▸ **WHAT THE EXERCISE ASKS**
Rewrite the lines from the line with "Give me the" up to and including the line with "- ink-speck: [5, 931, 10, 936]", putting "ink-spot" wherever "ink-speck" appears and leaving everything else unchanged.

▸ **ROWS**
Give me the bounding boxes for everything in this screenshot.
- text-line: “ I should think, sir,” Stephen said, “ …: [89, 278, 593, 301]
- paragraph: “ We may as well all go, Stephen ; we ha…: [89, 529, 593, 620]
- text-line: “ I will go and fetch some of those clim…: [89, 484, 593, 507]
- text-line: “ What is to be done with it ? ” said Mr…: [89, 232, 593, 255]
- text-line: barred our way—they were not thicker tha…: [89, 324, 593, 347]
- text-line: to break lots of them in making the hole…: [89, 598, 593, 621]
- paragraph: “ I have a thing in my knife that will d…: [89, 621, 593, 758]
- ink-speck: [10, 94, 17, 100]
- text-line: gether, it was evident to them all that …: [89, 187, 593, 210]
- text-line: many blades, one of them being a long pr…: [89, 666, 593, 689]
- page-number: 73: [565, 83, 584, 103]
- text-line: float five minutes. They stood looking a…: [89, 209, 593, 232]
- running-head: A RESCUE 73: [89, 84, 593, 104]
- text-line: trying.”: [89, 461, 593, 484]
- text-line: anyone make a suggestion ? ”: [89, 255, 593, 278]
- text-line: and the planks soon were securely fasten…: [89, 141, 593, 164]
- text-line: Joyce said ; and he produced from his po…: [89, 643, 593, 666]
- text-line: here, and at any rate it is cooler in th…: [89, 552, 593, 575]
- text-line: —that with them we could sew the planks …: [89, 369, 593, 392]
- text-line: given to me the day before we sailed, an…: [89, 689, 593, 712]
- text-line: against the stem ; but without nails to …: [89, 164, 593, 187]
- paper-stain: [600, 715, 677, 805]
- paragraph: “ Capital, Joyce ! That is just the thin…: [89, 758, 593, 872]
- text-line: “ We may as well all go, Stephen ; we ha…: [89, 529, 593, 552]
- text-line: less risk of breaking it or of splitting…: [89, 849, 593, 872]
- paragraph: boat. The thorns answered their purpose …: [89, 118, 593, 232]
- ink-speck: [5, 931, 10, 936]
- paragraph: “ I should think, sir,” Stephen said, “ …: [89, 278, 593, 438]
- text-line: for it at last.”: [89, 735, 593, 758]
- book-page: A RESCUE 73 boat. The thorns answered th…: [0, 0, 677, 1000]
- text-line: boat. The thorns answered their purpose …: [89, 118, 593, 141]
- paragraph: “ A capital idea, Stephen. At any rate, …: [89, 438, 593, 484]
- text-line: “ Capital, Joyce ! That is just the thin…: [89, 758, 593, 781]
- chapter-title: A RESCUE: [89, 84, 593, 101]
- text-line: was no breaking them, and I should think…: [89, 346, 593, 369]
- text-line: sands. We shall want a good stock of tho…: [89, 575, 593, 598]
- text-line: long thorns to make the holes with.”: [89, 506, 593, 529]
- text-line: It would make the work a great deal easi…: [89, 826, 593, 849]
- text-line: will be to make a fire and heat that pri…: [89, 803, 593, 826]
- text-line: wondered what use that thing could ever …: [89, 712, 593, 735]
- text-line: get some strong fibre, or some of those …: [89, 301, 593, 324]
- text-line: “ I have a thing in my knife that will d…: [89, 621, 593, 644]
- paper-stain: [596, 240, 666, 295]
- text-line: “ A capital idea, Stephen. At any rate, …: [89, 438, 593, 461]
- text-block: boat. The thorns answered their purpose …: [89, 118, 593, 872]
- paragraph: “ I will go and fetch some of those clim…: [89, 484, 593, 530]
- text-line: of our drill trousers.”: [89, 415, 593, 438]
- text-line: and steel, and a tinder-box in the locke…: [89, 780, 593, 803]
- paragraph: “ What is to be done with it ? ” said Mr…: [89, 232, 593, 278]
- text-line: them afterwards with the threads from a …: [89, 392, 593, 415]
...
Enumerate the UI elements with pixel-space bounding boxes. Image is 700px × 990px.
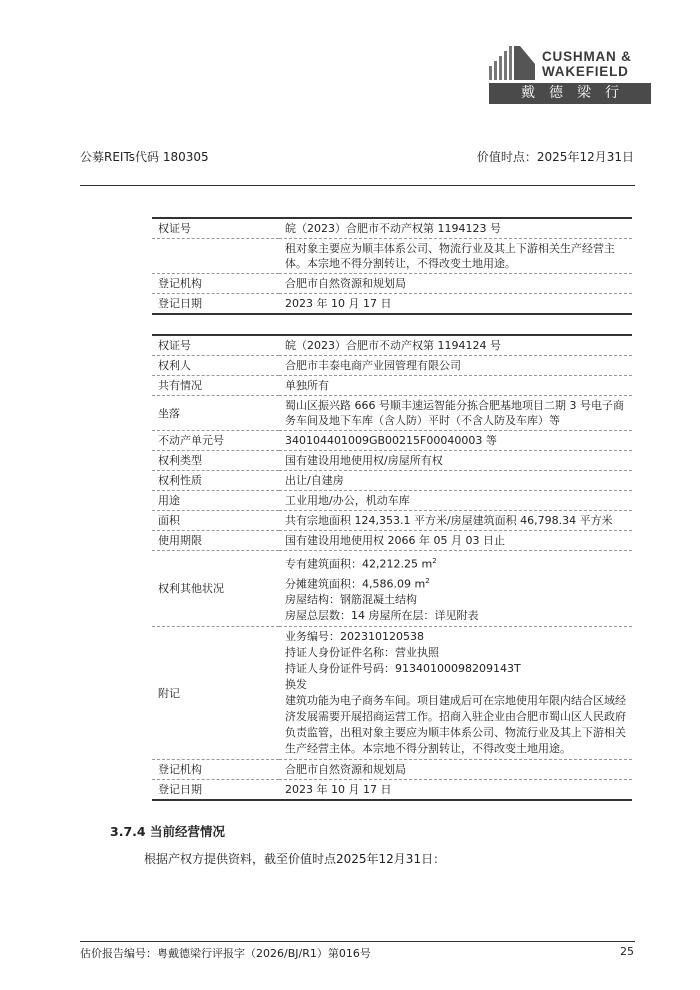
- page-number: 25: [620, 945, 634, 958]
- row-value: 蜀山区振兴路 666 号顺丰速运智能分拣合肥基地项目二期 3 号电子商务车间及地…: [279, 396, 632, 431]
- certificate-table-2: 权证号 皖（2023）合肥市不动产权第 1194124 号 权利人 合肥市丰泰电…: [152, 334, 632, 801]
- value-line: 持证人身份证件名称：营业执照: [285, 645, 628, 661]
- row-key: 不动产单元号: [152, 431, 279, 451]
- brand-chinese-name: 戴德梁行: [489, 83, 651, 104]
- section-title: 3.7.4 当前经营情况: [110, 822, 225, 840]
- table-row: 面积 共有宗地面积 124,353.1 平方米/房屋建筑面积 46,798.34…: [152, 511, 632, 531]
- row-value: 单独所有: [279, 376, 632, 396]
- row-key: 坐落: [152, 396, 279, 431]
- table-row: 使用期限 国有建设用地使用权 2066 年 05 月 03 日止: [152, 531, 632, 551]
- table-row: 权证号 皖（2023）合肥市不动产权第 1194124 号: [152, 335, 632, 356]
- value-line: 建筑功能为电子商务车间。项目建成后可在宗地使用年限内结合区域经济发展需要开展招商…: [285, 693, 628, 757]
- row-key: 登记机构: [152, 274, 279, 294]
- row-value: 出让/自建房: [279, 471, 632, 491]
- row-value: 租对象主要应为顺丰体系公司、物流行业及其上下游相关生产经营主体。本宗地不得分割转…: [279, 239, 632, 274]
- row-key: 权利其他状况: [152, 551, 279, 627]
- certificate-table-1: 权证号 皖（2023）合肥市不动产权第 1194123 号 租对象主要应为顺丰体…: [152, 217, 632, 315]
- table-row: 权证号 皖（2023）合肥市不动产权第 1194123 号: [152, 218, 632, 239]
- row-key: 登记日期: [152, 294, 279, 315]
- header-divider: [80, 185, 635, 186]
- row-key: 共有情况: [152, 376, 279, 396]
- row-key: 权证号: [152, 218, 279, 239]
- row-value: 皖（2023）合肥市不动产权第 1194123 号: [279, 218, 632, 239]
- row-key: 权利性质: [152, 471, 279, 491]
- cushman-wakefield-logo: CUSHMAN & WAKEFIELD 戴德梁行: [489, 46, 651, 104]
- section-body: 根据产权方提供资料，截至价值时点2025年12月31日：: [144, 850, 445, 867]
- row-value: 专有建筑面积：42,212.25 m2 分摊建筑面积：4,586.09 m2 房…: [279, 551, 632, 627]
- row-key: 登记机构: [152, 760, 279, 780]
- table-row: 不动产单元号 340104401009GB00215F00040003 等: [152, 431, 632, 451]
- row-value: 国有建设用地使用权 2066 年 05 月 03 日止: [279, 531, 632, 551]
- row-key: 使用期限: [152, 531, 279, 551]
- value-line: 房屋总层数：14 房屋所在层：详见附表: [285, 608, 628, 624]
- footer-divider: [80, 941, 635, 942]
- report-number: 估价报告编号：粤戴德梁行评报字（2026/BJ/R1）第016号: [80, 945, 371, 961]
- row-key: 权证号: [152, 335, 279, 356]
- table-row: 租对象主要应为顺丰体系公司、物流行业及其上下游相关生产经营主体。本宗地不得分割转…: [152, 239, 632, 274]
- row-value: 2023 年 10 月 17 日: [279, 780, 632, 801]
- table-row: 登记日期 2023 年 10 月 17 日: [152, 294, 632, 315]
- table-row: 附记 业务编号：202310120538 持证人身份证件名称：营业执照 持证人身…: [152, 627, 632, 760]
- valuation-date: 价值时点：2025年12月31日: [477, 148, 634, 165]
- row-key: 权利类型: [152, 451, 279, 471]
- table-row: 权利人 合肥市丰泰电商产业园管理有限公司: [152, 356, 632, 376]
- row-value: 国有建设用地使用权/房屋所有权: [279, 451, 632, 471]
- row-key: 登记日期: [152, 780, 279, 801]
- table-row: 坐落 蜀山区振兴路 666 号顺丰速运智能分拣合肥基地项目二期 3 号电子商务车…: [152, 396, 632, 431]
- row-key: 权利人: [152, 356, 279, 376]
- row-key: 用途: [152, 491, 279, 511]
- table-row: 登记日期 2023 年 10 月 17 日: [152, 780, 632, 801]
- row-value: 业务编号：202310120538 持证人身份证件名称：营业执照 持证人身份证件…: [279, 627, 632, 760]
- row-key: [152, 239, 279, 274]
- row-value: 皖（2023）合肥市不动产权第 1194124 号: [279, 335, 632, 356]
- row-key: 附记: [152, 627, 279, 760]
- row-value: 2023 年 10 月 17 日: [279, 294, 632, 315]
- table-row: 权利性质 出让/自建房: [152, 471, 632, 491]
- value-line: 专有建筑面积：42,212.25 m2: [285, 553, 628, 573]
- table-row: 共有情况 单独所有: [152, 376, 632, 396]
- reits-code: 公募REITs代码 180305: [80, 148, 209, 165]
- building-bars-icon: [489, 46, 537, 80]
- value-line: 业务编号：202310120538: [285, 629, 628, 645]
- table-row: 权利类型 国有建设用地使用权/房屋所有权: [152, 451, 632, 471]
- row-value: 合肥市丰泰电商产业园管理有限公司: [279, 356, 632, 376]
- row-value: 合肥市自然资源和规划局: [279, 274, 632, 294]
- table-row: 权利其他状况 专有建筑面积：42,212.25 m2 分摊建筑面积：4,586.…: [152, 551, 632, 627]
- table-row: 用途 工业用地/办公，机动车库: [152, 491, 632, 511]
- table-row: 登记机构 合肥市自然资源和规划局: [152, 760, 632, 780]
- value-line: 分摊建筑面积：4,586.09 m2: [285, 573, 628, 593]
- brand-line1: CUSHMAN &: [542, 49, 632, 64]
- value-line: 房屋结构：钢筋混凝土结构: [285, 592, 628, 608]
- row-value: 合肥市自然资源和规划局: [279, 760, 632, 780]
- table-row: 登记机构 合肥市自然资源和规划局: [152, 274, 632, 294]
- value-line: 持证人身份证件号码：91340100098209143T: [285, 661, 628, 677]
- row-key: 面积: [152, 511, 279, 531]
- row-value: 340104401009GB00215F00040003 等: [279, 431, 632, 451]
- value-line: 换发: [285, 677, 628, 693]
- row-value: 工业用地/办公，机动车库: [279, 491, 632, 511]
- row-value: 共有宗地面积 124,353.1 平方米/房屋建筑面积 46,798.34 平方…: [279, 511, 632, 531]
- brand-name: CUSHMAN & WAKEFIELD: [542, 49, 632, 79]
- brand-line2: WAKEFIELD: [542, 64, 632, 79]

▸ **REPLY TO THE TASK**
Give me the bounding boxes for everything in this screenshot.
- text-line: “ I should think, sir,” Stephen said, “ …: [89, 278, 593, 301]
- paragraph: “ We may as well all go, Stephen ; we ha…: [89, 529, 593, 620]
- text-line: “ I will go and fetch some of those clim…: [89, 484, 593, 507]
- text-line: “ What is to be done with it ? ” said Mr…: [89, 232, 593, 255]
- text-line: barred our way—they were not thicker tha…: [89, 324, 593, 347]
- text-line: to break lots of them in making the hole…: [89, 598, 593, 621]
- paragraph: “ I have a thing in my knife that will d…: [89, 621, 593, 758]
- ink-spot: [10, 94, 17, 100]
- text-line: gether, it was evident to them all that …: [89, 187, 593, 210]
- text-line: many blades, one of them being a long pr…: [89, 666, 593, 689]
- page-number: 73: [565, 83, 584, 103]
- text-line: float five minutes. They stood looking a…: [89, 209, 593, 232]
- running-head: A RESCUE 73: [89, 84, 593, 104]
- text-line: trying.”: [89, 461, 593, 484]
- text-line: anyone make a suggestion ? ”: [89, 255, 593, 278]
- text-line: and the planks soon were securely fasten…: [89, 141, 593, 164]
- text-line: Joyce said ; and he produced from his po…: [89, 643, 593, 666]
- text-line: here, and at any rate it is cooler in th…: [89, 552, 593, 575]
- text-line: —that with them we could sew the planks …: [89, 369, 593, 392]
- text-line: given to me the day before we sailed, an…: [89, 689, 593, 712]
- text-line: against the stem ; but without nails to …: [89, 164, 593, 187]
- paper-stain: [600, 715, 677, 805]
- paragraph: “ Capital, Joyce ! That is just the thin…: [89, 758, 593, 872]
- text-line: “ We may as well all go, Stephen ; we ha…: [89, 529, 593, 552]
- text-line: less risk of breaking it or of splitting…: [89, 849, 593, 872]
- paragraph: boat. The thorns answered their purpose …: [89, 118, 593, 232]
- ink-spot: [5, 931, 10, 936]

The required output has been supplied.